## EXERCISE GOAL
Copy every line in the records below that contains the word "document".
-- Start THE INPUT --
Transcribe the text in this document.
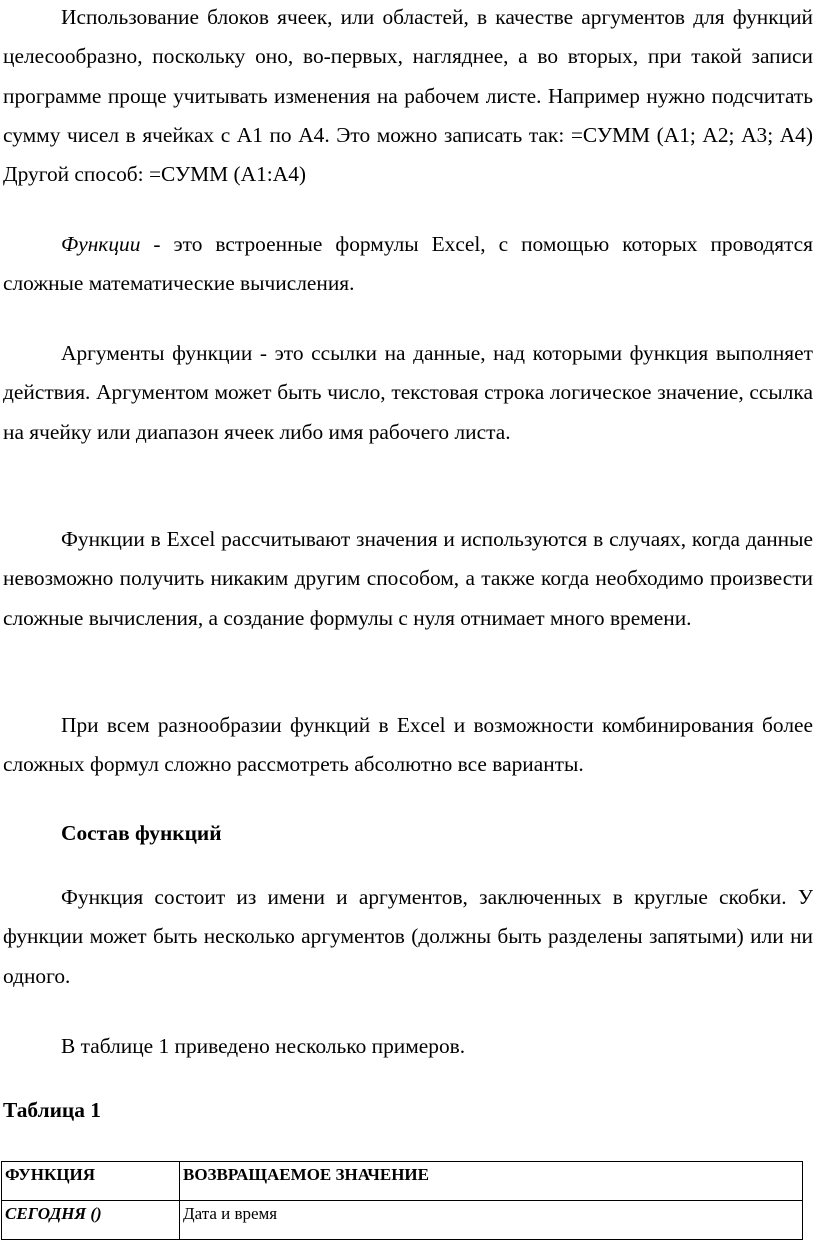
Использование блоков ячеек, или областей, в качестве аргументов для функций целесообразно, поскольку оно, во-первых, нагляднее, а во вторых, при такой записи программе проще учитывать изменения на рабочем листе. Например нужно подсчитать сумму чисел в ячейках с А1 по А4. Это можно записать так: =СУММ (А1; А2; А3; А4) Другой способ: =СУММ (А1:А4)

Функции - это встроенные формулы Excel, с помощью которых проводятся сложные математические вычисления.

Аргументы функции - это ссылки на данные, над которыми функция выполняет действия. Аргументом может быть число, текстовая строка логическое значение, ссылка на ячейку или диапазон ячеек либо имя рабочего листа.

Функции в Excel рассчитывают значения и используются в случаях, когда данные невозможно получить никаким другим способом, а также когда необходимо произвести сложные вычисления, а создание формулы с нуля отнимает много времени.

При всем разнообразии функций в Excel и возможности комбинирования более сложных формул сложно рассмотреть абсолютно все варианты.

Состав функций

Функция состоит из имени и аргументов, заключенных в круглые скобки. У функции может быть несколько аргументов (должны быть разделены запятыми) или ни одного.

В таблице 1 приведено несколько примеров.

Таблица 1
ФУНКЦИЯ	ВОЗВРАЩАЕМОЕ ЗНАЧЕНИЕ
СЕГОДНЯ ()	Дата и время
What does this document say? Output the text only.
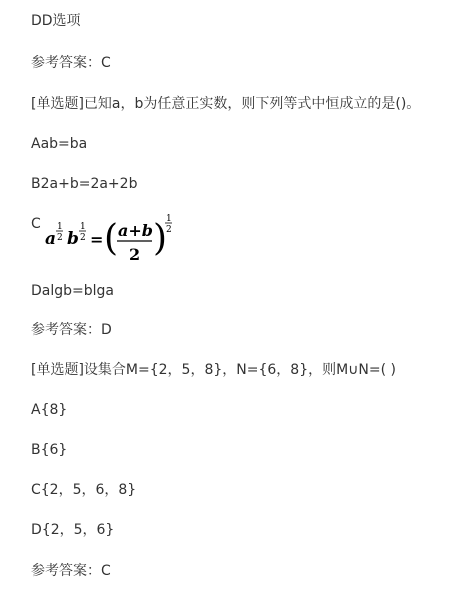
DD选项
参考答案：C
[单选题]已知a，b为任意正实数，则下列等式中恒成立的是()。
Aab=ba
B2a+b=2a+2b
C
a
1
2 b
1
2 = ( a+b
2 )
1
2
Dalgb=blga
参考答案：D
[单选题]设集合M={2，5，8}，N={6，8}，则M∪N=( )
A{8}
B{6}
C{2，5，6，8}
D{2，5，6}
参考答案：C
-- End THE INPUT --
## SOLUTION BELOW
Transcribe the text in this document.
What does this document say? Output the text only.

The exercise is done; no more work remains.